▶ _Input_

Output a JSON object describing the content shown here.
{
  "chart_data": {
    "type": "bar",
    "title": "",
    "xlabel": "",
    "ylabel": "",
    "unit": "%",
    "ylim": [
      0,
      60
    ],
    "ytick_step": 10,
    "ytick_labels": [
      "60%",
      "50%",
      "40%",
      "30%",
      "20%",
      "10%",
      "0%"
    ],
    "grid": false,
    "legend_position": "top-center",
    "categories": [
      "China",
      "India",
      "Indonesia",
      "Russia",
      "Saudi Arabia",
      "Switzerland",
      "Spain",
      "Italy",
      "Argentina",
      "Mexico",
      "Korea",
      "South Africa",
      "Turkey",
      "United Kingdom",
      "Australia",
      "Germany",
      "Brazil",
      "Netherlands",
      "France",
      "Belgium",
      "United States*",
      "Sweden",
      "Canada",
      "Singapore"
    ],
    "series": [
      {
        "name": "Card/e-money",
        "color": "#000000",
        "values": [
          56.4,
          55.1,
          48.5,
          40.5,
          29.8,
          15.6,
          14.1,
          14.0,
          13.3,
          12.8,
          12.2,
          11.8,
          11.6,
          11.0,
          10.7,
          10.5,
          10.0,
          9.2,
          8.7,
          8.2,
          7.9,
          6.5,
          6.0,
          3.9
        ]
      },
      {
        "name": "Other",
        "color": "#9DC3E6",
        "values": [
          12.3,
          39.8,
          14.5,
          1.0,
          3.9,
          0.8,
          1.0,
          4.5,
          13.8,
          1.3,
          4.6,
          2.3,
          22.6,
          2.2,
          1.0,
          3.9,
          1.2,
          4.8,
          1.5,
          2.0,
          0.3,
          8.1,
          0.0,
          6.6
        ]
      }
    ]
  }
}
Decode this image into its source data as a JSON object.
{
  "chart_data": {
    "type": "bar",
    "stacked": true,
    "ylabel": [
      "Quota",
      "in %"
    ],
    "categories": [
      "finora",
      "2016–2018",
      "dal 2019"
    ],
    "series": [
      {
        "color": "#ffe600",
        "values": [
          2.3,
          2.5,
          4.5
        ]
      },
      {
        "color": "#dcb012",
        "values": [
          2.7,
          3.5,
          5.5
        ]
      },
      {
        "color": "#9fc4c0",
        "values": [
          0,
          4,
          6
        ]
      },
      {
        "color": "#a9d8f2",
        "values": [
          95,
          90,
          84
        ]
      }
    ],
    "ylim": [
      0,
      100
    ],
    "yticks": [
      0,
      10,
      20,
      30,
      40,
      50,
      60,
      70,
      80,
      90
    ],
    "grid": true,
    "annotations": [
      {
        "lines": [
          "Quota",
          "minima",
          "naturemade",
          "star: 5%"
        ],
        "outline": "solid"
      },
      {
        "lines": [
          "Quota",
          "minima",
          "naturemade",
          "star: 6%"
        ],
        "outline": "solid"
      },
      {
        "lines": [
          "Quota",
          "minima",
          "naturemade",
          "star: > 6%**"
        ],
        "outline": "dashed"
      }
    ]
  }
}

▶ _Description of the task_
Repeat every line of the data, exactly and in full.

▶ _Exercise answer_
Output a JSON object describing the content shown here.
{
  "chart_data": {
    "type": "bar",
    "title": "",
    "xlabel": "",
    "ylabel": "",
    "unit": "%",
    "ylim": [
      0,
      60
    ],
    "ytick_step": 10,
    "ytick_labels": [
      "60%",
      "50%",
      "40%",
      "30%",
      "20%",
      "10%",
      "0%"
    ],
    "grid": false,
    "legend_position": "top-center",
    "categories": [
      "China",
      "India",
      "Indonesia",
      "Russia",
      "Saudi Arabia",
      "Switzerland",
      "Spain",
      "Italy",
      "Argentina",
      "Mexico",
      "Korea",
      "South Africa",
      "Turkey",
      "United Kingdom",
      "Australia",
      "Germany",
      "Brazil",
      "Netherlands",
      "France",
      "Belgium",
      "United States*",
      "Sweden",
      "Canada",
      "Singapore"
    ],
    "series": [
      {
        "name": "Card/e-money",
        "color": "#000000",
        "values": [
          56.4,
          55.1,
          48.5,
          40.5,
          29.8,
          15.6,
          14.1,
          14.0,
          13.3,
          12.8,
          12.2,
          11.8,
          11.6,
          11.0,
          10.7,
          10.5,
          10.0,
          9.2,
          8.7,
          8.2,
          7.9,
          6.5,
          6.0,
          3.9
        ]
      },
      {
        "name": "Other",
        "color": "#9DC3E6",
        "values": [
          12.3,
          39.8,
          14.5,
          1.0,
          3.9,
          0.8,
          1.0,
          4.5,
          13.8,
          1.3,
          4.6,
          2.3,
          22.6,
          2.2,
          1.0,
          3.9,
          1.2,
          4.8,
          1.5,
          2.0,
          0.3,
          8.1,
          0.0,
          6.6
        ]
      }
    ]
  }
}
Decode this image into its source data as a JSON object.
{
  "chart_data": {
    "type": "bar",
    "stacked": true,
    "ylabel": [
      "Quota",
      "in %"
    ],
    "categories": [
      "finora",
      "2016–2018",
      "dal 2019"
    ],
    "series": [
      {
        "color": "#ffe600",
        "values": [
          2.3,
          2.5,
          4.5
        ]
      },
      {
        "color": "#dcb012",
        "values": [
          2.7,
          3.5,
          5.5
        ]
      },
      {
        "color": "#9fc4c0",
        "values": [
          0,
          4,
          6
        ]
      },
      {
        "color": "#a9d8f2",
        "values": [
          95,
          90,
          84
        ]
      }
    ],
    "ylim": [
      0,
      100
    ],
    "yticks": [
      0,
      10,
      20,
      30,
      40,
      50,
      60,
      70,
      80,
      90
    ],
    "grid": true,
    "annotations": [
      {
        "lines": [
          "Quota",
          "minima",
          "naturemade",
          "star: 5%"
        ],
        "outline": "solid"
      },
      {
        "lines": [
          "Quota",
          "minima",
          "naturemade",
          "star: 6%"
        ],
        "outline": "solid"
      },
      {
        "lines": [
          "Quota",
          "minima",
          "naturemade",
          "star: > 6%**"
        ],
        "outline": "dashed"
      }
    ]
  }
}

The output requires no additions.